[Set problem]: Transcribe only what runs from the line containing "What's the underlying" through the final line below, exactly, and leave every picture out.
** Start of Data for the task **
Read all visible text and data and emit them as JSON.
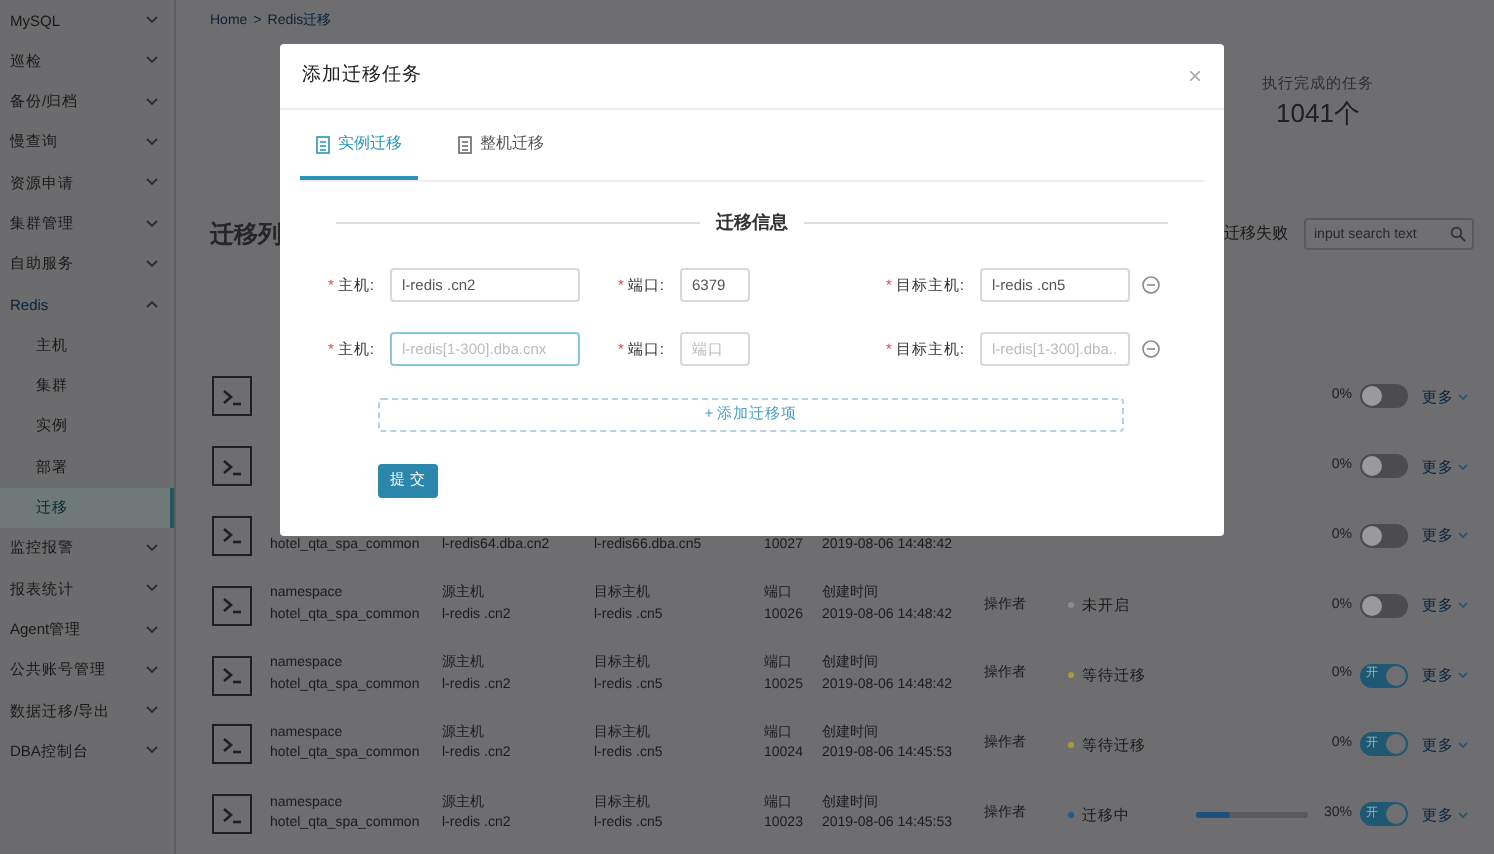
{
  "sidebar": {
    "items": [
      {
        "label": "MySQL",
        "expanded": false
      },
      {
        "label": "巡检",
        "expanded": false
      },
      {
        "label": "备份/归档",
        "expanded": false
      },
      {
        "label": "慢查询",
        "expanded": false
      },
      {
        "label": "资源申请",
        "expanded": false
      },
      {
        "label": "集群管理",
        "expanded": false
      },
      {
        "label": "自助服务",
        "expanded": false
      },
      {
        "label": "Redis",
        "expanded": true,
        "children": [
          {
            "label": "主机",
            "selected": false
          },
          {
            "label": "集群",
            "selected": false
          },
          {
            "label": "实例",
            "selected": false
          },
          {
            "label": "部署",
            "selected": false
          },
          {
            "label": "迁移",
            "selected": true
          }
        ]
      },
      {
        "label": "监控报警",
        "expanded": false
      },
      {
        "label": "报表统计",
        "expanded": false
      },
      {
        "label": "Agent管理",
        "expanded": false
      },
      {
        "label": "公共账号管理",
        "expanded": false
      },
      {
        "label": "数据迁移/导出",
        "expanded": false
      },
      {
        "label": "DBA控制台",
        "expanded": false
      }
    ]
  },
  "breadcrumb": {
    "items": [
      "Home",
      "Redis迁移"
    ],
    "separator": ">"
  },
  "summary": {
    "label": "执行完成的任务",
    "value": "1041个"
  },
  "list": {
    "title": "迁移列",
    "filter_label": "迁移失败",
    "search": {
      "placeholder": "input search text"
    },
    "rows": [
      {
        "percent": "0%",
        "switch_on": false,
        "more": "更多"
      },
      {
        "percent": "0%",
        "switch_on": false,
        "more": "更多"
      },
      {
        "namespace": "hotel_qta_spa_common",
        "source": "l-redis64.dba.cn2",
        "target": "l-redis66.dba.cn5",
        "port": "10027",
        "created": "2019-08-06 14:48:42",
        "percent": "0%",
        "switch_on": false,
        "more": "更多"
      },
      {
        "labels": [
          "namespace",
          "源主机",
          "目标主机",
          "端口",
          "创建时间",
          "操作者"
        ],
        "namespace": "hotel_qta_spa_common",
        "source": "l-redis .cn2",
        "target": "l-redis .cn5",
        "port": "10026",
        "created": "2019-08-06 14:48:42",
        "status": "未开启",
        "color": "#8c8c8c",
        "percent": "0%",
        "switch_on": false,
        "more": "更多"
      },
      {
        "labels": [
          "namespace",
          "源主机",
          "目标主机",
          "端口",
          "创建时间",
          "操作者"
        ],
        "namespace": "hotel_qta_spa_common",
        "source": "l-redis .cn2",
        "target": "l-redis .cn5",
        "port": "10025",
        "created": "2019-08-06 14:48:42",
        "status": "等待迁移",
        "color": "#a89a3c",
        "percent": "0%",
        "switch_on": true,
        "switch_text": "开",
        "more": "更多"
      },
      {
        "labels": [
          "namespace",
          "源主机",
          "目标主机",
          "端口",
          "创建时间",
          "操作者"
        ],
        "namespace": "hotel_qta_spa_common",
        "source": "l-redis .cn2",
        "target": "l-redis .cn5",
        "port": "10024",
        "created": "2019-08-06 14:45:53",
        "status": "等待迁移",
        "color": "#a89a3c",
        "percent": "0%",
        "switch_on": true,
        "switch_text": "开",
        "more": "更多"
      },
      {
        "labels": [
          "namespace",
          "源主机",
          "目标主机",
          "端口",
          "创建时间",
          "操作者"
        ],
        "namespace": "hotel_qta_spa_common",
        "source": "l-redis .cn2",
        "target": "l-redis .cn5",
        "port": "10023",
        "created": "2019-08-06 14:45:53",
        "status": "迁移中",
        "color": "#1f5a8c",
        "level": 0.3,
        "percent": "30%",
        "switch_on": true,
        "switch_text": "开",
        "more": "更多"
      }
    ]
  },
  "modal": {
    "title": "添加迁移任务",
    "close": "×",
    "tabs": [
      {
        "label": "实例迁移",
        "selected": true
      },
      {
        "label": "整机迁移",
        "selected": false
      }
    ],
    "section_title": "迁移信息",
    "form_rows": [
      {
        "fields": [
          {
            "label": "主机:",
            "value": "l-redis .cn2"
          },
          {
            "label": "端口:",
            "value": "6379"
          },
          {
            "label": "目标主机:",
            "value": "l-redis .cn5"
          }
        ]
      },
      {
        "fields": [
          {
            "label": "主机:",
            "placeholder": "l-redis[1-300].dba.cnx"
          },
          {
            "label": "端口:",
            "placeholder": "端口"
          },
          {
            "label": "目标主机:",
            "placeholder": "l-redis[1-300].dba..."
          }
        ]
      }
    ],
    "required_mark": "*",
    "add_button": "+ 添加迁移项",
    "submit_button": "提 交"
  }
}
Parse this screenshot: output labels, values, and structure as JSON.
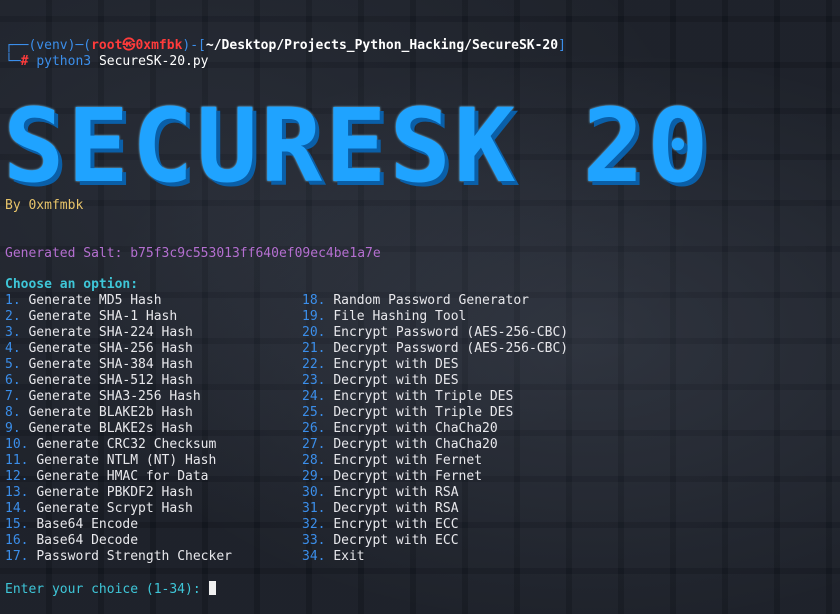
{
  "prompt": {
    "venv": "(venv)",
    "user": "root",
    "skull": "㉿",
    "host": "0xmfbk",
    "path": "~/Desktop/Projects_Python_Hacking/SecureSK-20",
    "hash": "#",
    "cmd_bin": "python3",
    "cmd_arg": "SecureSK-20.py"
  },
  "banner": {
    "title": "SECURESK 20",
    "author": "By 0xmfmbk"
  },
  "salt": {
    "label": "Generated Salt:",
    "value": "b75f3c9c553013ff640ef09ec4be1a7e"
  },
  "menu": {
    "heading": "Choose an option:",
    "left": [
      {
        "num": "1.",
        "label": "Generate MD5 Hash"
      },
      {
        "num": "2.",
        "label": "Generate SHA-1 Hash"
      },
      {
        "num": "3.",
        "label": "Generate SHA-224 Hash"
      },
      {
        "num": "4.",
        "label": "Generate SHA-256 Hash"
      },
      {
        "num": "5.",
        "label": "Generate SHA-384 Hash"
      },
      {
        "num": "6.",
        "label": "Generate SHA-512 Hash"
      },
      {
        "num": "7.",
        "label": "Generate SHA3-256 Hash"
      },
      {
        "num": "8.",
        "label": "Generate BLAKE2b Hash"
      },
      {
        "num": "9.",
        "label": "Generate BLAKE2s Hash"
      },
      {
        "num": "10.",
        "label": "Generate CRC32 Checksum"
      },
      {
        "num": "11.",
        "label": "Generate NTLM (NT) Hash"
      },
      {
        "num": "12.",
        "label": "Generate HMAC for Data"
      },
      {
        "num": "13.",
        "label": "Generate PBKDF2 Hash"
      },
      {
        "num": "14.",
        "label": "Generate Scrypt Hash"
      },
      {
        "num": "15.",
        "label": "Base64 Encode"
      },
      {
        "num": "16.",
        "label": "Base64 Decode"
      },
      {
        "num": "17.",
        "label": "Password Strength Checker"
      }
    ],
    "right": [
      {
        "num": "18.",
        "label": "Random Password Generator"
      },
      {
        "num": "19.",
        "label": "File Hashing Tool"
      },
      {
        "num": "20.",
        "label": "Encrypt Password (AES-256-CBC)"
      },
      {
        "num": "21.",
        "label": "Decrypt Password (AES-256-CBC)"
      },
      {
        "num": "22.",
        "label": "Encrypt with DES"
      },
      {
        "num": "23.",
        "label": "Decrypt with DES"
      },
      {
        "num": "24.",
        "label": "Encrypt with Triple DES"
      },
      {
        "num": "25.",
        "label": "Decrypt with Triple DES"
      },
      {
        "num": "26.",
        "label": "Encrypt with ChaCha20"
      },
      {
        "num": "27.",
        "label": "Decrypt with ChaCha20"
      },
      {
        "num": "28.",
        "label": "Encrypt with Fernet"
      },
      {
        "num": "29.",
        "label": "Decrypt with Fernet"
      },
      {
        "num": "30.",
        "label": "Encrypt with RSA"
      },
      {
        "num": "31.",
        "label": "Decrypt with RSA"
      },
      {
        "num": "32.",
        "label": "Encrypt with ECC"
      },
      {
        "num": "33.",
        "label": "Decrypt with ECC"
      },
      {
        "num": "34.",
        "label": "Exit"
      }
    ]
  },
  "input": {
    "prompt": "Enter your choice (1-34):",
    "value": ""
  },
  "colors": {
    "background": "#161a24",
    "banner": "#1fa3ff",
    "prompt_blue": "#3b8eea",
    "user_red": "#ff3b3b",
    "salt_purple": "#b46fd0",
    "heading_cyan": "#3ec6d8"
  }
}
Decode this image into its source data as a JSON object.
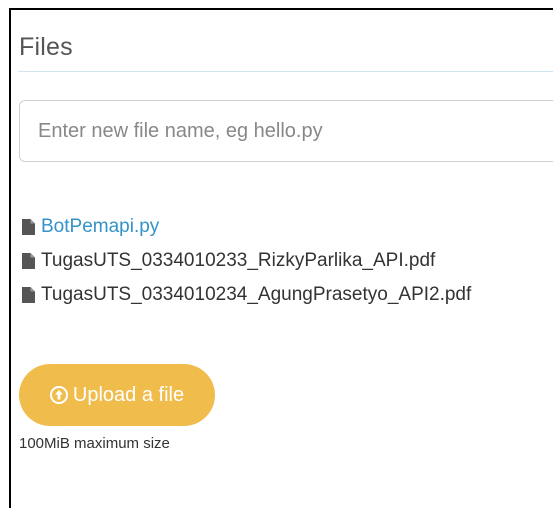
{
  "panel": {
    "title": "Files"
  },
  "new_file": {
    "placeholder": "Enter new file name, eg hello.py",
    "value": ""
  },
  "files": [
    {
      "name": "BotPemapi.py",
      "is_link": true,
      "icon": "file-icon"
    },
    {
      "name": "TugasUTS_0334010233_RizkyParlika_API.pdf",
      "is_link": false,
      "icon": "file-icon"
    },
    {
      "name": "TugasUTS_0334010234_AgungPrasetyo_API2.pdf",
      "is_link": false,
      "icon": "file-icon"
    }
  ],
  "upload": {
    "label": "Upload a file",
    "icon": "upload-circle-icon",
    "max_size_note": "100MiB maximum size"
  },
  "colors": {
    "link": "#3393c9",
    "upload_button": "#f0bd4d",
    "title_rule": "#cfe6f2"
  }
}
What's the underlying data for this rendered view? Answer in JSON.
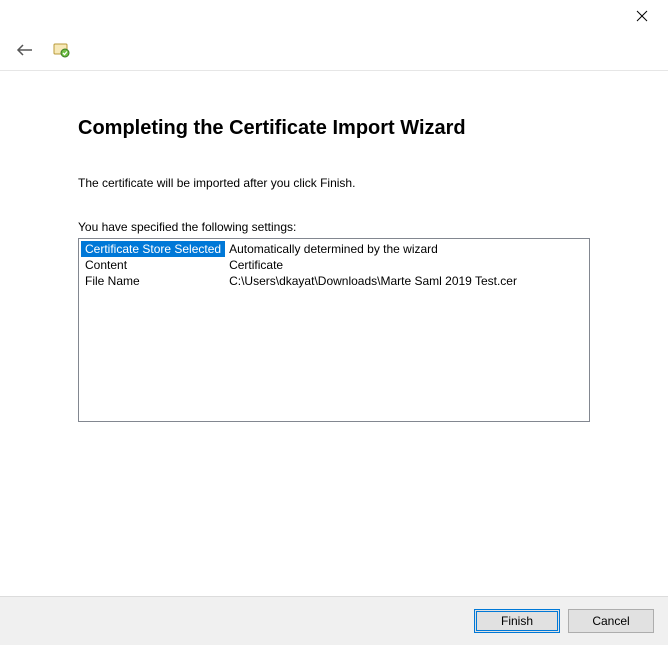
{
  "header": {
    "title": "Completing the Certificate Import Wizard",
    "intro": "The certificate will be imported after you click Finish.",
    "settings_label": "You have specified the following settings:"
  },
  "settings": {
    "rows": [
      {
        "key": "Certificate Store Selected",
        "value": "Automatically determined by the wizard",
        "selected": true
      },
      {
        "key": "Content",
        "value": "Certificate",
        "selected": false
      },
      {
        "key": "File Name",
        "value": "C:\\Users\\dkayat\\Downloads\\Marte Saml 2019 Test.cer",
        "selected": false
      }
    ]
  },
  "buttons": {
    "finish": "Finish",
    "cancel": "Cancel"
  }
}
** End of Data for the task **
[The solution]:
What's the underlying data for this rendered view? Answer in JSON.
{
  "header": {
    "title": "Completing the Certificate Import Wizard",
    "intro": "The certificate will be imported after you click Finish.",
    "settings_label": "You have specified the following settings:"
  },
  "settings": {
    "rows": [
      {
        "key": "Certificate Store Selected",
        "value": "Automatically determined by the wizard",
        "selected": true
      },
      {
        "key": "Content",
        "value": "Certificate",
        "selected": false
      },
      {
        "key": "File Name",
        "value": "C:\\Users\\dkayat\\Downloads\\Marte Saml 2019 Test.cer",
        "selected": false
      }
    ]
  },
  "buttons": {
    "finish": "Finish",
    "cancel": "Cancel"
  }
}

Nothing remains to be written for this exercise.